## INPUT DATA
--- START ---
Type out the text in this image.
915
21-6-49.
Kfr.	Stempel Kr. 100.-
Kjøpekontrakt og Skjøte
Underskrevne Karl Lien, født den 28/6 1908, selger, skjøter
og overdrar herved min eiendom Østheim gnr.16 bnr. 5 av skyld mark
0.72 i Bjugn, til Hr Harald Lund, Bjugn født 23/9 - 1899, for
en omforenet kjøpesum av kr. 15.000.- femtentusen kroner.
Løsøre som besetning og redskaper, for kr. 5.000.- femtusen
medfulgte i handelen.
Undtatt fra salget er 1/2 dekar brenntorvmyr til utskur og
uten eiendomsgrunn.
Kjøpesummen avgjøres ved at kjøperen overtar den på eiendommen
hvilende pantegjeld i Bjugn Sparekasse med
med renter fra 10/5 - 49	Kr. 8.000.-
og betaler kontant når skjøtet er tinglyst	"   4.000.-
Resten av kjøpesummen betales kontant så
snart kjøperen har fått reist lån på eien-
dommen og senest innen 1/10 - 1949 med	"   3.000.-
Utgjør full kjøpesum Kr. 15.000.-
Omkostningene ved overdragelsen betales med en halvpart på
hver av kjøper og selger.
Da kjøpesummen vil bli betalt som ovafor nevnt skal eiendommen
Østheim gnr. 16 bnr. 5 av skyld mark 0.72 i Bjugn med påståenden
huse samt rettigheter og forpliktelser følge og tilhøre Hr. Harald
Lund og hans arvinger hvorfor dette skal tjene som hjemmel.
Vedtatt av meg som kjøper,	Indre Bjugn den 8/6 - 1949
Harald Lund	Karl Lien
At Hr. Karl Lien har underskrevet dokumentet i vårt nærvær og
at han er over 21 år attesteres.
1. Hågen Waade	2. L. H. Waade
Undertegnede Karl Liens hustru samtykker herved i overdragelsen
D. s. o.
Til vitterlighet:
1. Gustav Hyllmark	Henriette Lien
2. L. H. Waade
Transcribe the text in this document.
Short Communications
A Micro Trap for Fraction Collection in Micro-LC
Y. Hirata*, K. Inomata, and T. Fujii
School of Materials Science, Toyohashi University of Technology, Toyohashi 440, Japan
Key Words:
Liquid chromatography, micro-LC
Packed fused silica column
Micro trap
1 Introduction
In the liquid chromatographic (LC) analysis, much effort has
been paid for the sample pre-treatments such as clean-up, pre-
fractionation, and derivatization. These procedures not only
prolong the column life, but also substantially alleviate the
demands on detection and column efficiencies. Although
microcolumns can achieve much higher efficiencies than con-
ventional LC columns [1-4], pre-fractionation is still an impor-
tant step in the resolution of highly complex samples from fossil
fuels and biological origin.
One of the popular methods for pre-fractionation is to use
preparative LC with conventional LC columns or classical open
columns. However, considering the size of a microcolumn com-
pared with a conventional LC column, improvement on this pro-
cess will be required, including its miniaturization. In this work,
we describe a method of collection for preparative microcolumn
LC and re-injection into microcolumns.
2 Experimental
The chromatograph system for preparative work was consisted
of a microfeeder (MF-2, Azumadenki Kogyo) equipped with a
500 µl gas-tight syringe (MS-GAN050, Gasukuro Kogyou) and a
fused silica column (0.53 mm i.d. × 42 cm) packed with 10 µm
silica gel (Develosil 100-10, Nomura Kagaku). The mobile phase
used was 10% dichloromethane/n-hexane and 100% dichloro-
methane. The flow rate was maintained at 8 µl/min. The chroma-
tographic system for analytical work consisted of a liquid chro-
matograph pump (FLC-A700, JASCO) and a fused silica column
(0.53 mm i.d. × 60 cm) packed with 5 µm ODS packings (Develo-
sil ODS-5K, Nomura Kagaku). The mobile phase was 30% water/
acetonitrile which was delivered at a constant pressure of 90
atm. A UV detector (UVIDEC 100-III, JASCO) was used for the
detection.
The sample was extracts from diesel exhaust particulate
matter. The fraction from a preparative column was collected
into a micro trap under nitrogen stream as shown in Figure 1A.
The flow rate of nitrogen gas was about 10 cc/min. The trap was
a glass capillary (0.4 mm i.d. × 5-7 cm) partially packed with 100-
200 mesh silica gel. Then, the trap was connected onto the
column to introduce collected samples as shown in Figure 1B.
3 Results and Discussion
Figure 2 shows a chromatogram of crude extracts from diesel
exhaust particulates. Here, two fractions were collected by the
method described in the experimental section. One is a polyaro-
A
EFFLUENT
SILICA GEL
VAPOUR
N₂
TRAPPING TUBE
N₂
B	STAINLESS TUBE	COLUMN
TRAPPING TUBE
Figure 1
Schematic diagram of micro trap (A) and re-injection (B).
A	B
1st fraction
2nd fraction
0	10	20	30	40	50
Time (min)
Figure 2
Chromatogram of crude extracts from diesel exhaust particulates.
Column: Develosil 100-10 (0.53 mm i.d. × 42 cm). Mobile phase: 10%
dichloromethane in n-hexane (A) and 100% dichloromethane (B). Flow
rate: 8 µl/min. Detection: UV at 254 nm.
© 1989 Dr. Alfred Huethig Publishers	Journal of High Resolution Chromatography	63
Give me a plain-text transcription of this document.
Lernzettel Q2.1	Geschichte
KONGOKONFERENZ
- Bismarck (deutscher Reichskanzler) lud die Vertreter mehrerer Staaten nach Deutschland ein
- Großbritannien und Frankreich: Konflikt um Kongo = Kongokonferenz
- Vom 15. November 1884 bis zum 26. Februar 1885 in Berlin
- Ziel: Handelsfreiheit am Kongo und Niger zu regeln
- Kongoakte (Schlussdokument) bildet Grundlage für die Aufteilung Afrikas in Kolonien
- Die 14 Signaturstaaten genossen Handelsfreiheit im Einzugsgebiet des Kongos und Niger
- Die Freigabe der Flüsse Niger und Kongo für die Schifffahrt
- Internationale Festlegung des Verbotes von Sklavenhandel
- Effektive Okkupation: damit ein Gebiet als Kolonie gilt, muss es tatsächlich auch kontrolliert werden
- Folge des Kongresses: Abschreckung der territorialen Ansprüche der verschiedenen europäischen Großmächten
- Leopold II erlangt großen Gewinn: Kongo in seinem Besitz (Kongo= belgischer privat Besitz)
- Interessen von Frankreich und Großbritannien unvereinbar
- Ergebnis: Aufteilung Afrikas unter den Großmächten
--- END ---
## INSTRUCTION
Go through the material and select each line with the string "fused" in it.

## SOLUTION TO THE EXERCISE
Packed fused silica column
fused silica column (0.53 mm i.d. × 42 cm) packed with 10 µm
matograph pump (FLC-A700, JASCO) and a fused silica column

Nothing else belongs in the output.